__WHAT IS BEING ASKED__:
Copy out the entries below in full and exactly.

__INPUT FOR THIS TASK__:
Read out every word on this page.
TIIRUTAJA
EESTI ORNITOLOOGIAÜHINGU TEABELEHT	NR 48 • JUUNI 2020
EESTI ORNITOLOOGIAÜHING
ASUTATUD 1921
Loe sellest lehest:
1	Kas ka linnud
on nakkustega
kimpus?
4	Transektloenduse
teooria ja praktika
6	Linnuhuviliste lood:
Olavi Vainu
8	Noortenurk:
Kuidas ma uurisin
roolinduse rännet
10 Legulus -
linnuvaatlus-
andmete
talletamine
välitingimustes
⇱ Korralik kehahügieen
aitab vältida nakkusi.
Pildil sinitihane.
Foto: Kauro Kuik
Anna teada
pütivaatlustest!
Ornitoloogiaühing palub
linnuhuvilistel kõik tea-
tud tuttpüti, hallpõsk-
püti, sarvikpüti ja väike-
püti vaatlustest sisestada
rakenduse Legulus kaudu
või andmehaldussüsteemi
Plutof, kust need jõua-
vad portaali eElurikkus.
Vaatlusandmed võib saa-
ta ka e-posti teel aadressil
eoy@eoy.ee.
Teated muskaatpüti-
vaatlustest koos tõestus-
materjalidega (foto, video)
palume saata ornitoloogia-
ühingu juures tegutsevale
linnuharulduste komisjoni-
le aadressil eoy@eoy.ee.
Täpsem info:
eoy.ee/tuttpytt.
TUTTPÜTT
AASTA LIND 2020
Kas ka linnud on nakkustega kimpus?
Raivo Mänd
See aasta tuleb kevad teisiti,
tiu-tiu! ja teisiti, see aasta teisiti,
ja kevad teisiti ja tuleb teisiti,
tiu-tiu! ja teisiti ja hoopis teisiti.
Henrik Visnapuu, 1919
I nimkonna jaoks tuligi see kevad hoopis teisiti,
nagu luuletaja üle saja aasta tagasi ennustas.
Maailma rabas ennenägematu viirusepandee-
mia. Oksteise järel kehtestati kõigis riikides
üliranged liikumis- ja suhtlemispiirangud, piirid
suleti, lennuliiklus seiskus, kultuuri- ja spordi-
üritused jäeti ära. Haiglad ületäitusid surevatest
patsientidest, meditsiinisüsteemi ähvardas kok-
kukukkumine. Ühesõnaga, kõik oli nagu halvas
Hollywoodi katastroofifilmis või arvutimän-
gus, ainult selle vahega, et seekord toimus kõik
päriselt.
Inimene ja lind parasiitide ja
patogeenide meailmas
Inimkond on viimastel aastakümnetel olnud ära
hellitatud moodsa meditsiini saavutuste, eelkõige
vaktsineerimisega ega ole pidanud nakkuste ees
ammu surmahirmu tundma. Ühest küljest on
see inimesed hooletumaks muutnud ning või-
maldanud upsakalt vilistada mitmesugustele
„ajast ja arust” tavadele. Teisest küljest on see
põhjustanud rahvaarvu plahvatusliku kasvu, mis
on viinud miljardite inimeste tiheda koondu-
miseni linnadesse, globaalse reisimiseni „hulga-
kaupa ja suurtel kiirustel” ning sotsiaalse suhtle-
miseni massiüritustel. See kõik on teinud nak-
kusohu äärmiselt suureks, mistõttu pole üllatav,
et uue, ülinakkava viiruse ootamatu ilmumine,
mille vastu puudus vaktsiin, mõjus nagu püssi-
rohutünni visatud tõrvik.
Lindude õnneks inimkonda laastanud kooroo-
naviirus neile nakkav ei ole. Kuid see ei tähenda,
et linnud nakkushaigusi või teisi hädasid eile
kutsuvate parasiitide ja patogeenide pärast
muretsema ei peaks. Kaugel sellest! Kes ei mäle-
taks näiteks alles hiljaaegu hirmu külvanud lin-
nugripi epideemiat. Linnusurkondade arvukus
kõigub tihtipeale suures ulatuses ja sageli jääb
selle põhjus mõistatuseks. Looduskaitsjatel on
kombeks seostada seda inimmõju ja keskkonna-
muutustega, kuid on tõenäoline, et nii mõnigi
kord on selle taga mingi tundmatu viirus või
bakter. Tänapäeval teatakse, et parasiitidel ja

__THE RESULT__:
Read out every word on this page.
TIIRUTAJA
EESTI ORNITOLOOGIAÜHINGU TEABELEHT	NR 48 • JUUNI 2020
EESTI ORNITOLOOGIAÜHING
ASUTATUD 1921
Loe sellest lehest:
1	Kas ka linnud
on nakkustega
kimpus?
4	Transektloenduse
teooria ja praktika
6	Linnuhuviliste lood:
Olavi Vainu
8	Noortenurk:
Kuidas ma uurisin
roolinduse rännet
10 Legulus -
linnuvaatlus-
andmete
talletamine
välitingimustes
⇱ Korralik kehahügieen
aitab vältida nakkusi.
Pildil sinitihane.
Foto: Kauro Kuik
Anna teada
pütivaatlustest!
Ornitoloogiaühing palub
linnuhuvilistel kõik tea-
tud tuttpüti, hallpõsk-
püti, sarvikpüti ja väike-
püti vaatlustest sisestada
rakenduse Legulus kaudu
või andmehaldussüsteemi
Plutof, kust need jõua-
vad portaali eElurikkus.
Vaatlusandmed võib saa-
ta ka e-posti teel aadressil
eoy@eoy.ee.
Teated muskaatpüti-
vaatlustest koos tõestus-
materjalidega (foto, video)
palume saata ornitoloogia-
ühingu juures tegutsevale
linnuharulduste komisjoni-
le aadressil eoy@eoy.ee.
Täpsem info:
eoy.ee/tuttpytt.
TUTTPÜTT
AASTA LIND 2020
Kas ka linnud on nakkustega kimpus?
Raivo Mänd
See aasta tuleb kevad teisiti,
tiu-tiu! ja teisiti, see aasta teisiti,
ja kevad teisiti ja tuleb teisiti,
tiu-tiu! ja teisiti ja hoopis teisiti.
Henrik Visnapuu, 1919
I nimkonna jaoks tuligi see kevad hoopis teisiti,
nagu luuletaja üle saja aasta tagasi ennustas.
Maailma rabas ennenägematu viirusepandee-
mia. Oksteise järel kehtestati kõigis riikides
üliranged liikumis- ja suhtlemispiirangud, piirid
suleti, lennuliiklus seiskus, kultuuri- ja spordi-
üritused jäeti ära. Haiglad ületäitusid surevatest
patsientidest, meditsiinisüsteemi ähvardas kok-
kukukkumine. Ühesõnaga, kõik oli nagu halvas
Hollywoodi katastroofifilmis või arvutimän-
gus, ainult selle vahega, et seekord toimus kõik
päriselt.
Inimene ja lind parasiitide ja
patogeenide meailmas
Inimkond on viimastel aastakümnetel olnud ära
hellitatud moodsa meditsiini saavutuste, eelkõige
vaktsineerimisega ega ole pidanud nakkuste ees
ammu surmahirmu tundma. Ühest küljest on
see inimesed hooletumaks muutnud ning või-
maldanud upsakalt vilistada mitmesugustele
„ajast ja arust” tavadele. Teisest küljest on see
põhjustanud rahvaarvu plahvatusliku kasvu, mis
on viinud miljardite inimeste tiheda koondu-
miseni linnadesse, globaalse reisimiseni „hulga-
kaupa ja suurtel kiirustel” ning sotsiaalse suhtle-
miseni massiüritustel. See kõik on teinud nak-
kusohu äärmiselt suureks, mistõttu pole üllatav,
et uue, ülinakkava viiruse ootamatu ilmumine,
mille vastu puudus vaktsiin, mõjus nagu püssi-
rohutünni visatud tõrvik.
Lindude õnneks inimkonda laastanud kooroo-
naviirus neile nakkav ei ole. Kuid see ei tähenda,
et linnud nakkushaigusi või teisi hädasid eile
kutsuvate parasiitide ja patogeenide pärast
muretsema ei peaks. Kaugel sellest! Kes ei mäle-
taks näiteks alles hiljaaegu hirmu külvanud lin-
nugripi epideemiat. Linnusurkondade arvukus
kõigub tihtipeale suures ulatuses ja sageli jääb
selle põhjus mõistatuseks. Looduskaitsjatel on
kombeks seostada seda inimmõju ja keskkonna-
muutustega, kuid on tõenäoline, et nii mõnigi
kord on selle taga mingi tundmatu viirus või
bakter. Tänapäeval teatakse, et parasiitidel ja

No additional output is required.